▶ [What is required]
Return verbatim the data from its first line up to and including the line containing "zone-volume: 13 м³ [780,375,840,386]".
□ □ □
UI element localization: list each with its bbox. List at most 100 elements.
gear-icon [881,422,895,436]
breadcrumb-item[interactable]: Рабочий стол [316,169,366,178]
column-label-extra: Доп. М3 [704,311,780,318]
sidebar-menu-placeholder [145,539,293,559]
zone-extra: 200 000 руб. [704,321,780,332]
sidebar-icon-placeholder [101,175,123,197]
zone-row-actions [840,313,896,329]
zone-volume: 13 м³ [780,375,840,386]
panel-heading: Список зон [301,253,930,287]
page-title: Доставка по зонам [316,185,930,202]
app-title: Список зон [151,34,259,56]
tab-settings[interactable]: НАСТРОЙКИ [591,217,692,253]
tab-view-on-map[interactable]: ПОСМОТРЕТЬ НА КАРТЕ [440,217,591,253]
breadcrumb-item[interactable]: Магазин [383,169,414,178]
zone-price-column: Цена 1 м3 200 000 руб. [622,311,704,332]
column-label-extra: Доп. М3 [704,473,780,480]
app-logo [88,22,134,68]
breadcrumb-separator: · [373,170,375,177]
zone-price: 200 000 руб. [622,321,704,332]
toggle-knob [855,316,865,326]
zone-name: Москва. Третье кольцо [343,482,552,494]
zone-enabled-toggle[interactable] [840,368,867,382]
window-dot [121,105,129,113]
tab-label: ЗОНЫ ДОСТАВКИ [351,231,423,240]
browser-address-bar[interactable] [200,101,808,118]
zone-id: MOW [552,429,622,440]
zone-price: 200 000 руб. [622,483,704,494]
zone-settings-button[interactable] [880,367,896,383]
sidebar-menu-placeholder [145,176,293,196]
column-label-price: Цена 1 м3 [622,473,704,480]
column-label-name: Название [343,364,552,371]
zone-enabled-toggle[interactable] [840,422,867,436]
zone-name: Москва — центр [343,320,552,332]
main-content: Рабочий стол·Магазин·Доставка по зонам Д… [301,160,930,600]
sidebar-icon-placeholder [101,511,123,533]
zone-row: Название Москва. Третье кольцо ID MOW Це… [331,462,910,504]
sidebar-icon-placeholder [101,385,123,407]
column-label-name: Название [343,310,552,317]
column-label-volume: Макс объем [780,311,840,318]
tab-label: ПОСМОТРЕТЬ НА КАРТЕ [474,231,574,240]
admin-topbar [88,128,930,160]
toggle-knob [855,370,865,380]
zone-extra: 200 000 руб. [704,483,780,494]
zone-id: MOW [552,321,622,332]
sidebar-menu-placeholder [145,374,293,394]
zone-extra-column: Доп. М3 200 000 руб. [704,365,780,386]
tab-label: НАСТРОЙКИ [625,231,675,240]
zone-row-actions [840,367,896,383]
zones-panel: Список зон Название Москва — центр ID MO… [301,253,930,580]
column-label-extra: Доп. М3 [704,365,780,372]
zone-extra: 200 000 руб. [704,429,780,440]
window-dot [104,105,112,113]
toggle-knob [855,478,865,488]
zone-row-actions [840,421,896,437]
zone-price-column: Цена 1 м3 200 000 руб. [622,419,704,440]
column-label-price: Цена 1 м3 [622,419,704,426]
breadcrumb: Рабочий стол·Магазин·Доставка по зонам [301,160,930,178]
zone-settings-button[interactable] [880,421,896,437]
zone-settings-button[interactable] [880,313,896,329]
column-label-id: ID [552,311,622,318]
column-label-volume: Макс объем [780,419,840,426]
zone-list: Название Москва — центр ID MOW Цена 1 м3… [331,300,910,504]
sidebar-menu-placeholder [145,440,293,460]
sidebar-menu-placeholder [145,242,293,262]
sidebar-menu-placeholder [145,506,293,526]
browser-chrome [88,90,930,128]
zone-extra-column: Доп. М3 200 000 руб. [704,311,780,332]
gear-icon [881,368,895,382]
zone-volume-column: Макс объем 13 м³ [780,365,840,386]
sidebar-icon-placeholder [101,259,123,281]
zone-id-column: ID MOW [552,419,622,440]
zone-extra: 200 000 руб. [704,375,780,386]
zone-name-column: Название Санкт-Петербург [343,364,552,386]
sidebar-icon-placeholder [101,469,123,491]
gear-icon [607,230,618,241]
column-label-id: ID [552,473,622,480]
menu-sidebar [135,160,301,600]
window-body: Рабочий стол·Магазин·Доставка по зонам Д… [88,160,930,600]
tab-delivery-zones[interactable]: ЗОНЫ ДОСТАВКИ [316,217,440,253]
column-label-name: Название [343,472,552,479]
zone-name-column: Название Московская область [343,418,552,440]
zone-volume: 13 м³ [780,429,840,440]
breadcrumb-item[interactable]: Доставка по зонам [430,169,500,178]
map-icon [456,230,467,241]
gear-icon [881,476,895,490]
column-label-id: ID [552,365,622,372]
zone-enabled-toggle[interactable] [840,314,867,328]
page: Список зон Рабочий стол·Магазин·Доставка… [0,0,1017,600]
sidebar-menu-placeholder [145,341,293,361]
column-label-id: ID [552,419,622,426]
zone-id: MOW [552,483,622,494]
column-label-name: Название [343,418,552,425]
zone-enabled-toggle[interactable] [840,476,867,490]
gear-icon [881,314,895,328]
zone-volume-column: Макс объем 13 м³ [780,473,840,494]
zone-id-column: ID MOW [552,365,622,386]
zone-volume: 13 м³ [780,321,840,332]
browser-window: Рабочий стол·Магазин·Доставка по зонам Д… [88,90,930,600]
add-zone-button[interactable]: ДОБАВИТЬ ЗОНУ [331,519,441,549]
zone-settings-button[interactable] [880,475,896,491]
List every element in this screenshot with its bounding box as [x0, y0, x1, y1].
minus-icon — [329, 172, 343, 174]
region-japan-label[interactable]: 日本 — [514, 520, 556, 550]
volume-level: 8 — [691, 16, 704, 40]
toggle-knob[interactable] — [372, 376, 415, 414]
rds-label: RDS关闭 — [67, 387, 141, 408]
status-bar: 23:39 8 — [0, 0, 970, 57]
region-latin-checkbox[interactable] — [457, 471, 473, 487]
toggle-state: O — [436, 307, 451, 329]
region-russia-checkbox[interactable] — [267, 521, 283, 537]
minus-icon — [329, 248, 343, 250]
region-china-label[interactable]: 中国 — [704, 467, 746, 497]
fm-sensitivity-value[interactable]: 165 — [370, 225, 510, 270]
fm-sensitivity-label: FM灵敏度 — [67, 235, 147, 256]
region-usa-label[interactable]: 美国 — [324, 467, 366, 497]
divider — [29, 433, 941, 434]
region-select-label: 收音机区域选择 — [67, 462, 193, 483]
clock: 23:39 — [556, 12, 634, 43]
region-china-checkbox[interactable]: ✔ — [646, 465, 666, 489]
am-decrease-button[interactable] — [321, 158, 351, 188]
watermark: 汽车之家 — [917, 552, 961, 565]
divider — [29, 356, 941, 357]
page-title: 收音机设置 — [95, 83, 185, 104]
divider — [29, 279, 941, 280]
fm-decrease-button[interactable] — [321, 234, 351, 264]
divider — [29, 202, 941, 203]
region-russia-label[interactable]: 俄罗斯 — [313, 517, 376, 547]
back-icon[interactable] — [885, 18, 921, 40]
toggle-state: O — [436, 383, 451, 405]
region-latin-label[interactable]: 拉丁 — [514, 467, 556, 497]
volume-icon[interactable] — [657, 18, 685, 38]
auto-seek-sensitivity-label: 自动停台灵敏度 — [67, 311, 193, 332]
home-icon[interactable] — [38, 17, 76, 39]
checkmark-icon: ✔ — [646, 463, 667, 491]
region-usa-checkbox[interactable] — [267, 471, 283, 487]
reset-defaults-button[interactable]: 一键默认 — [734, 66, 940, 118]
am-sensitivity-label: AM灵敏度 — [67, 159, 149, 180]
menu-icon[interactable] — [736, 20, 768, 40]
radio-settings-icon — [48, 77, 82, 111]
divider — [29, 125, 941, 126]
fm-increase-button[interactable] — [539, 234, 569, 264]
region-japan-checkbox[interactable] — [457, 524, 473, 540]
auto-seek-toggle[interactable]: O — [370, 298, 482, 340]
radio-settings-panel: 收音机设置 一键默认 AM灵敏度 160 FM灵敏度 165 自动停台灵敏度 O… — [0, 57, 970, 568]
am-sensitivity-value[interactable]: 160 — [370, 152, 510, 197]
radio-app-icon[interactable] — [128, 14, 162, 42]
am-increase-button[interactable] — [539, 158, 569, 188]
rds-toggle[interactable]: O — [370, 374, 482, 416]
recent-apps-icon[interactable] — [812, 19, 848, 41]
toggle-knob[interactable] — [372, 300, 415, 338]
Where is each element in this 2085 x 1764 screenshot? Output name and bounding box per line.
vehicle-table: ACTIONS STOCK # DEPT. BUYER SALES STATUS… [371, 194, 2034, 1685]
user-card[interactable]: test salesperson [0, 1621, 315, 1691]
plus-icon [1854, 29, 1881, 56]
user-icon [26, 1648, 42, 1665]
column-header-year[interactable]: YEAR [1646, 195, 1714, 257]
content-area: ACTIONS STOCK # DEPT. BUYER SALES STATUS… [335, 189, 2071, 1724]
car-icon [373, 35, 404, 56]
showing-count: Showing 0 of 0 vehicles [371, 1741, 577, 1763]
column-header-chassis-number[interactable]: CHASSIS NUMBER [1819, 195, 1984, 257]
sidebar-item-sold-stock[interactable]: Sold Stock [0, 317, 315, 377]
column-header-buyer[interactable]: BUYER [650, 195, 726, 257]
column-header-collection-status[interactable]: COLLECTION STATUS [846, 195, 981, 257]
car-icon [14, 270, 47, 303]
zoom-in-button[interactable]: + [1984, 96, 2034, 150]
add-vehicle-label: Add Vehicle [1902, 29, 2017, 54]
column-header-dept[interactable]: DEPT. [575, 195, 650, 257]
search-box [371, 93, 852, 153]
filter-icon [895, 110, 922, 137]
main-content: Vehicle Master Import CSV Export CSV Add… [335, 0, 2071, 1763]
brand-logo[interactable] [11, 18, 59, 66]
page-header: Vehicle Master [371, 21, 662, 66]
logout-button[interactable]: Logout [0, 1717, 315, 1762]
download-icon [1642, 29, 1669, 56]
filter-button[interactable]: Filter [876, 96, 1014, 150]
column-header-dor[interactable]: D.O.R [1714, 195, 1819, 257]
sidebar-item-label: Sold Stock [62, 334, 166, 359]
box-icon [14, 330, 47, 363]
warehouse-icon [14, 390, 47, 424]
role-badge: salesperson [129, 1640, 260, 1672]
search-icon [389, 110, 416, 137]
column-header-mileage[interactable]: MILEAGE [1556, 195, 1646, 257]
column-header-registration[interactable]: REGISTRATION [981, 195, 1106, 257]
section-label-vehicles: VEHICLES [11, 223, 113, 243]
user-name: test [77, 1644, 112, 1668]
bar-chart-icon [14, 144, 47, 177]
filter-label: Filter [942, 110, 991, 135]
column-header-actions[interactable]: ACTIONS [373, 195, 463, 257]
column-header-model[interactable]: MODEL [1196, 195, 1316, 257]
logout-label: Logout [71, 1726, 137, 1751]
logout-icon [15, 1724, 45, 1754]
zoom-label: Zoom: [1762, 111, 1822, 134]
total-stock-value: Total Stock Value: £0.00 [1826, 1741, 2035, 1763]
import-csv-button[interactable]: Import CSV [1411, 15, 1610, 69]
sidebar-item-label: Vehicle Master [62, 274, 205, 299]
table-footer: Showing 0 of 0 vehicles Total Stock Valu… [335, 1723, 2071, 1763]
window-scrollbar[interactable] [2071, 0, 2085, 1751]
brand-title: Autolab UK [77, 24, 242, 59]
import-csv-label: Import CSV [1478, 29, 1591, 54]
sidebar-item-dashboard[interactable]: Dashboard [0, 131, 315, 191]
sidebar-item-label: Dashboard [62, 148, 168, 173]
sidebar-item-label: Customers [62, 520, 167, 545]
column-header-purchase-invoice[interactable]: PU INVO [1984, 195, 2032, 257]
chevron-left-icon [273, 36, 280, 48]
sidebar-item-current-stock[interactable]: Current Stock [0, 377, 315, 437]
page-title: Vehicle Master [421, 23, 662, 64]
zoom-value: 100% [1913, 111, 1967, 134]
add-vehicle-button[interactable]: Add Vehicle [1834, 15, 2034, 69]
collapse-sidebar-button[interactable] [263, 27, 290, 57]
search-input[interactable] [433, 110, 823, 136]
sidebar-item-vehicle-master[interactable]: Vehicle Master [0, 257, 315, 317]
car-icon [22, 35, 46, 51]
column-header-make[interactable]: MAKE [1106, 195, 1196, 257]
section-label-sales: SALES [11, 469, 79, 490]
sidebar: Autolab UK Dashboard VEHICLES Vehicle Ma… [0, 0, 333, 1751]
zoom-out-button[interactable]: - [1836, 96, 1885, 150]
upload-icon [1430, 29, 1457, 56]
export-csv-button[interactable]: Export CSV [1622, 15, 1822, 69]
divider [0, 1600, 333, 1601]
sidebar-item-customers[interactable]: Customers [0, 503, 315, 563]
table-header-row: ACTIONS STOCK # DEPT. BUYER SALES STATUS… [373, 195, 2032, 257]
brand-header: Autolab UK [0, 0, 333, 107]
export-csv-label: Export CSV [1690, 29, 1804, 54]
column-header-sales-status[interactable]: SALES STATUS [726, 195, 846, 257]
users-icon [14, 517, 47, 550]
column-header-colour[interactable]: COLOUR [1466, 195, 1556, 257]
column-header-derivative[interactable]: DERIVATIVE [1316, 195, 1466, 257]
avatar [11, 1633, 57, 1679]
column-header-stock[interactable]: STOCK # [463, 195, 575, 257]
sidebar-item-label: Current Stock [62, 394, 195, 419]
□ □ □
▶ [Exercise answer]
UI element localization: list each with its bbox. List at most 100 elements.
gear-icon [881,422,895,436]
breadcrumb-item[interactable]: Рабочий стол [316,169,366,178]
column-label-extra: Доп. М3 [704,311,780,318]
sidebar-menu-placeholder [145,539,293,559]
zone-extra: 200 000 руб. [704,321,780,332]
sidebar-icon-placeholder [101,175,123,197]
zone-row-actions [840,313,896,329]
zone-volume: 13 м³ [780,375,840,386]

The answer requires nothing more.